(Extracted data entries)
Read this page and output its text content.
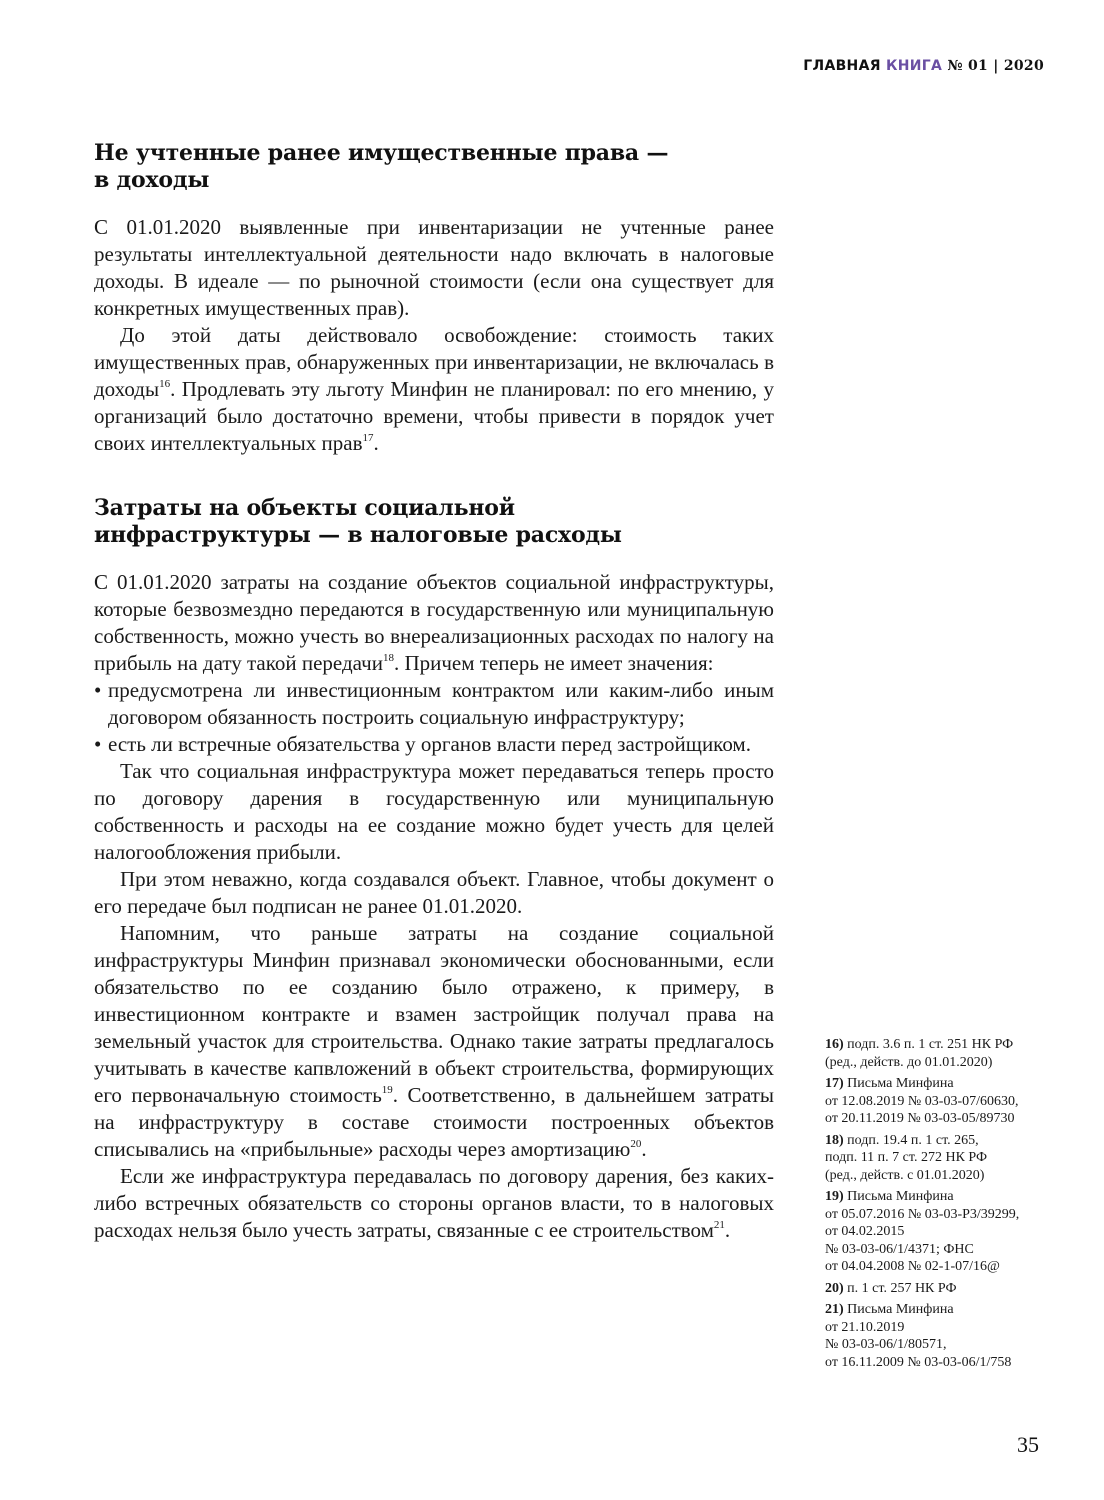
ГЛАВНАЯ КНИГА № 01 | 2020
Не учтенные ранее имущественные права —
в доходы

С 01.01.2020 выявленные при инвентаризации не учтенные ранее результаты интеллектуальной деятельности надо включать в налоговые доходы. В идеале — по рыночной стоимости (если она существует для конкретных имущественных прав).

До этой даты действовало освобождение: стоимость таких имущественных прав, обнаруженных при инвентаризации, не включалась в доходы$^{16}$. Продлевать эту льготу Минфин не планировал: по его мнению, у организаций было достаточно времени, чтобы привести в порядок учет своих интеллектуальных прав$^{17}$.

Затраты на объекты социальной
инфраструктуры — в налоговые расходы

С 01.01.2020 затраты на создание объектов социальной инфраструктуры, которые безвозмездно передаются в государственную или муниципальную собственность, можно учесть во внереализационных расходах по налогу на прибыль на дату такой передачи$^{18}$. Причем теперь не имеет значения:

• предусмотрена ли инвестиционным контрактом или каким-либо иным договором обязанность построить социальную инфраструктуру;
• есть ли встречные обязательства у органов власти перед застройщиком.

Так что социальная инфраструктура может передаваться теперь просто по договору дарения в государственную или муниципальную собственность и расходы на ее создание можно будет учесть для целей налогообложения прибыли.

При этом неважно, когда создавался объект. Главное, чтобы документ о его передаче был подписан не ранее 01.01.2020.

Напомним, что раньше затраты на создание социальной инфраструктуры Минфин признавал экономически обоснованными, если обязательство по ее созданию было отражено, к примеру, в инвестиционном контракте и взамен застройщик получал права на земельный участок для строительства. Однако такие затраты предлагалось учитывать в качестве капвложений в объект строительства, формирующих его первоначальную стоимость$^{19}$. Соответственно, в дальнейшем затраты на инфраструктуру в составе стоимости построенных объектов списывались на «прибыльные» расходы через амортизацию$^{20}$.

Если же инфраструктура передавалась по договору дарения, без каких-либо встречных обязательств со стороны органов власти, то в налоговых расходах нельзя было учесть затраты, связанные с ее строительством$^{21}$.

16) подп. 3.6 п. 1 ст. 251 НК РФ
(ред., действ. до 01.01.2020)
17) Письма Минфина
от 12.08.2019 № 03-03-07/60630,
от 20.11.2019 № 03-03-05/89730
18) подп. 19.4 п. 1 ст. 265,
подп. 11 п. 7 ст. 272 НК РФ
(ред., действ. с 01.01.2020)
19) Письма Минфина
от 05.07.2016 № 03-03-Р3/39299,
от 04.02.2015
№ 03-03-06/1/4371; ФНС
от 04.04.2008 № 02-1-07/16@
20) п. 1 ст. 257 НК РФ
21) Письма Минфина
от 21.10.2019
№ 03-03-06/1/80571,
от 16.11.2009 № 03-03-06/1/758
35
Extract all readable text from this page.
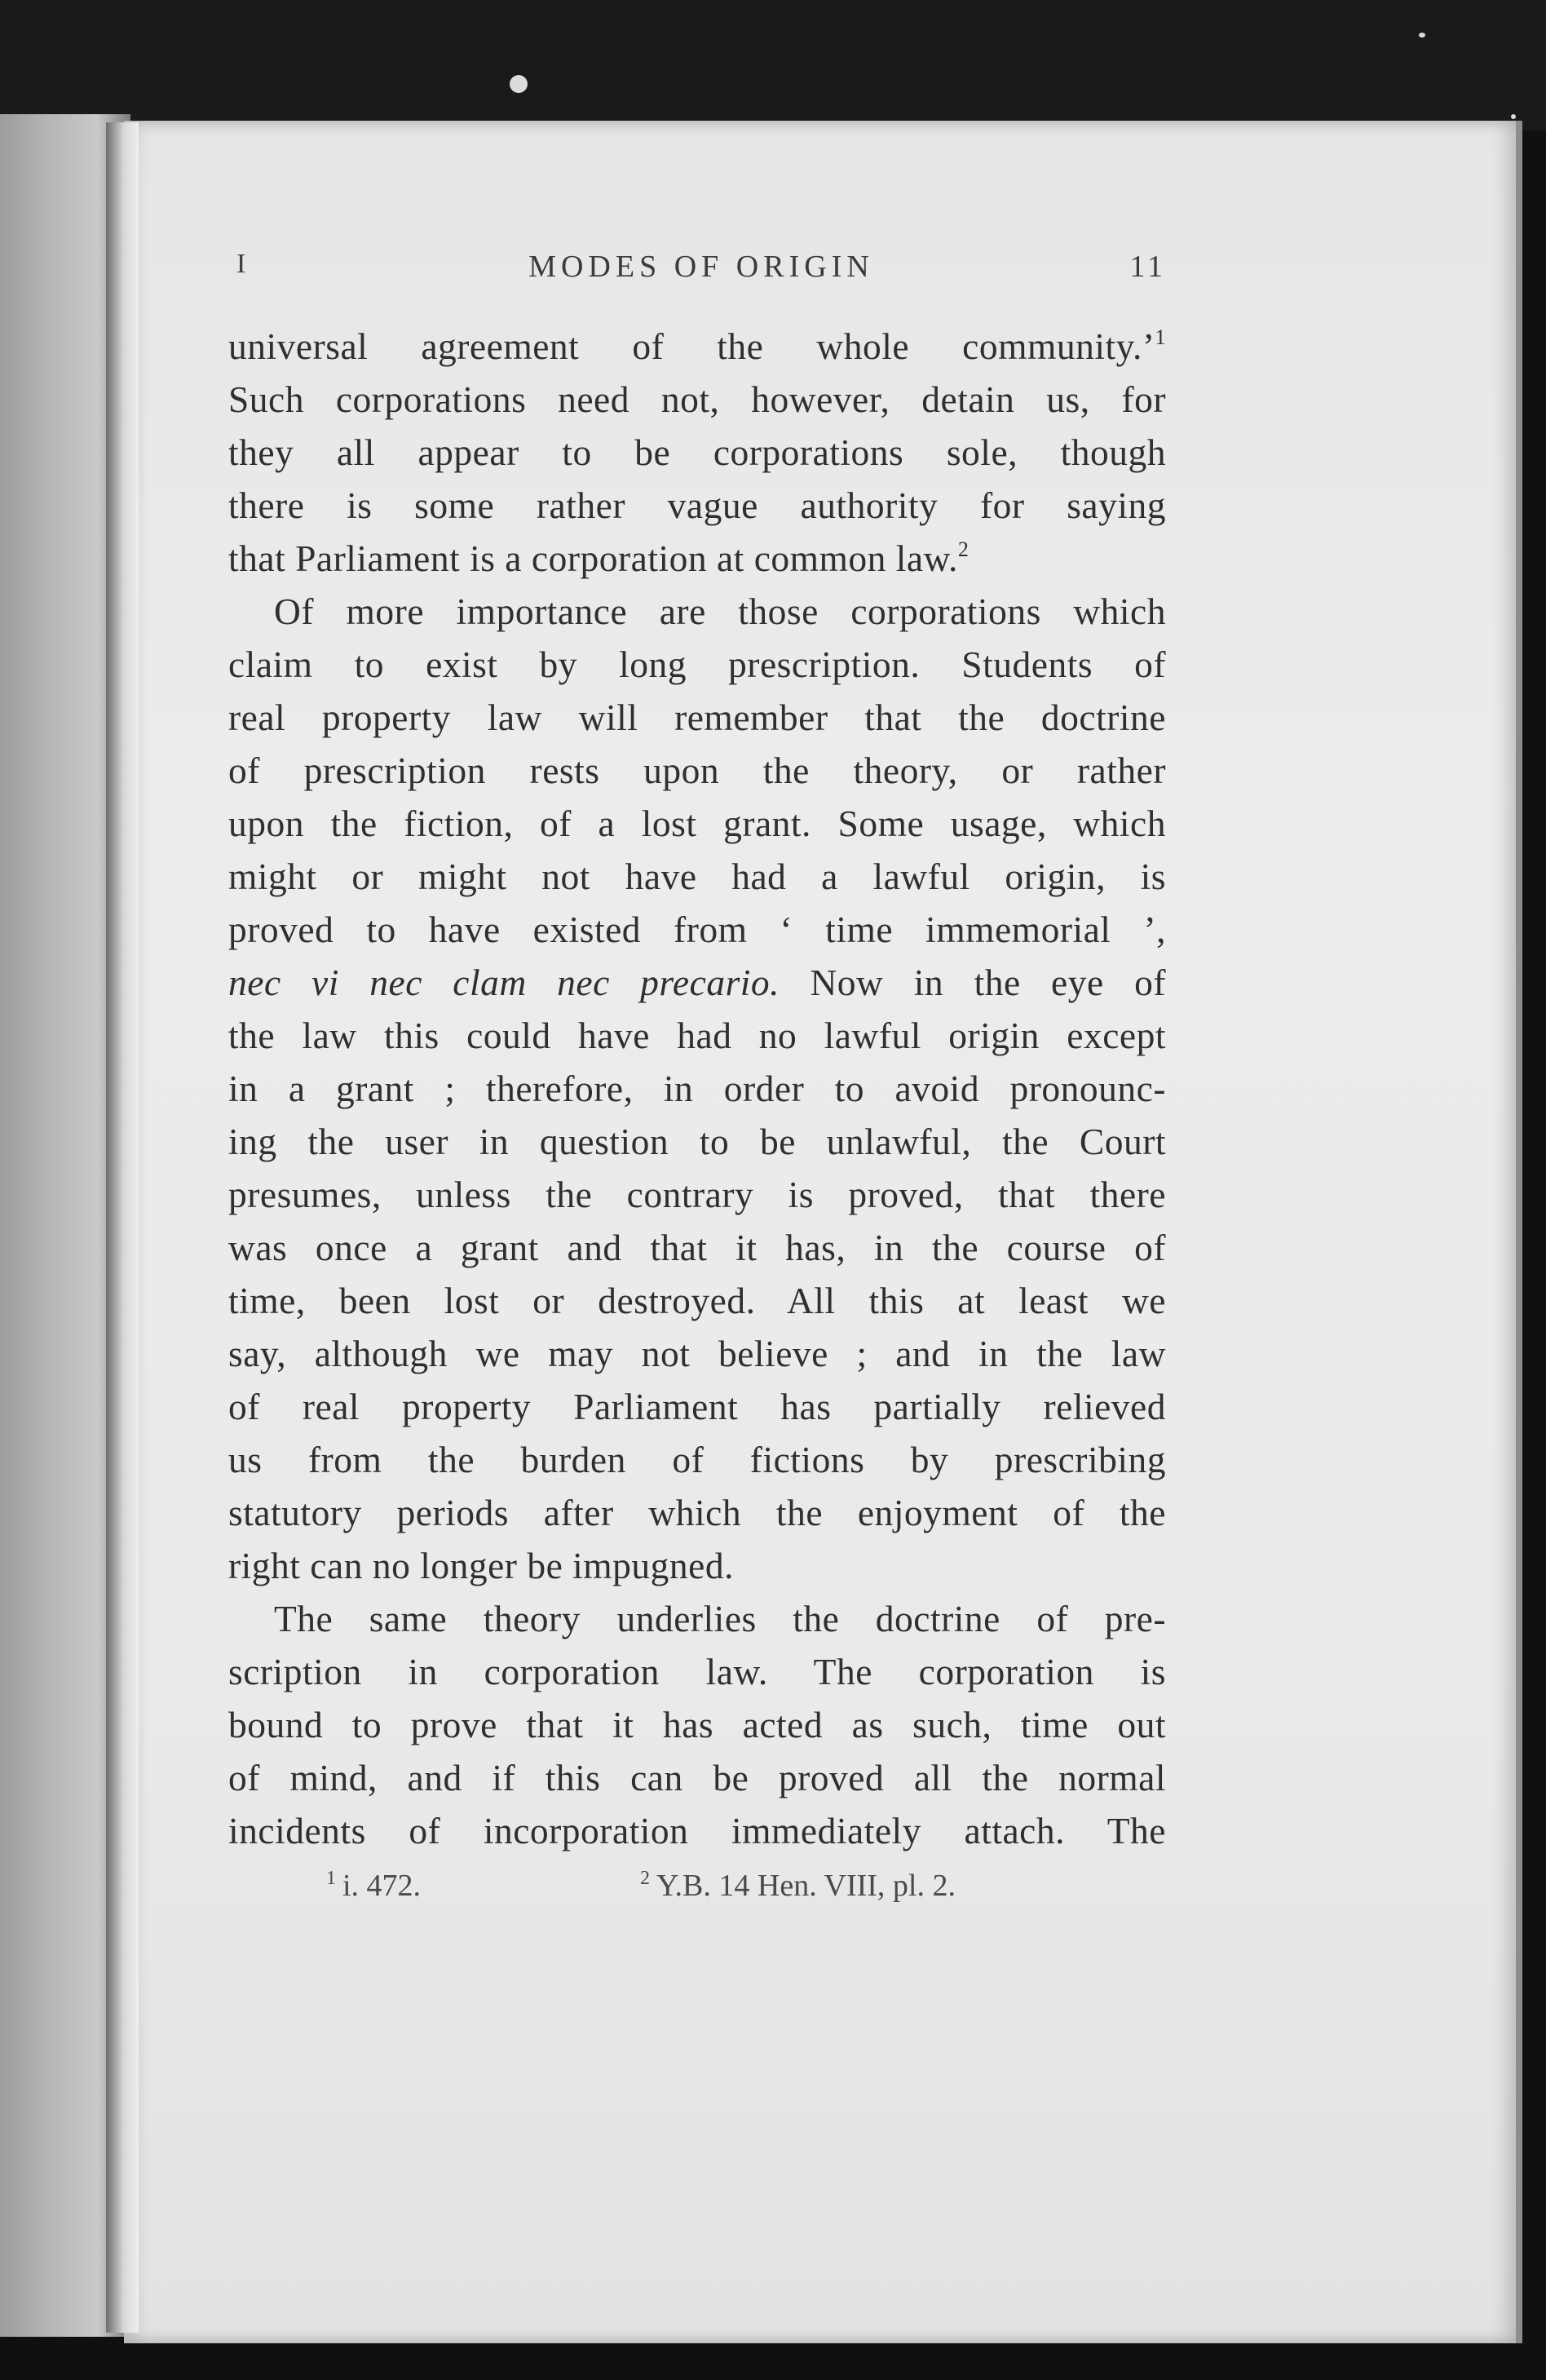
I	MODES OF ORIGIN	11
universal agreement of the whole community.’$^1$
Such corporations need not, however, detain us, for
they all appear to be corporations sole, though
there is some rather vague authority for saying
that Parliament is a corporation at common law.$^2$
Of more importance are those corporations which
claim to exist by long prescription. Students of
real property law will remember that the doctrine
of prescription rests upon the theory, or rather
upon the fiction, of a lost grant. Some usage, which
might or might not have had a lawful origin, is
proved to have existed from ‘ time immemorial ’,
nec vi nec clam nec precario. Now in the eye of
the law this could have had no lawful origin except
in a grant ; therefore, in order to avoid pronounc-
ing the user in question to be unlawful, the Court
presumes, unless the contrary is proved, that there
was once a grant and that it has, in the course of
time, been lost or destroyed. All this at least we
say, although we may not believe ; and in the law
of real property Parliament has partially relieved
us from the burden of fictions by prescribing
statutory periods after which the enjoyment of the
right can no longer be impugned.
The same theory underlies the doctrine of pre-
scription in corporation law. The corporation is
bound to prove that it has acted as such, time out
of mind, and if this can be proved all the normal
incidents of incorporation immediately attach. The
$^1$ i. 472.	$^2$ Y.B. 14 Hen. VIII, pl. 2.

▶ **Exercise brief**: Pick every line with "муниципальную" in it and copy it.

▶ **Worked solution**:
С 01.01.2020 затраты на создание объектов социальной инфраструктуры, которые безвозмездно передаются в государственную или муниципальную собственность, можно учесть во внереализационных расходах по налогу на прибыль на дату такой передачи$^{18}$. Причем теперь не имеет значения:
Так что социальная инфраструктура может передаваться теперь просто по договору дарения в государственную или муниципальную собственность и расходы на ее создание можно будет учесть для целей налогообложения прибыли.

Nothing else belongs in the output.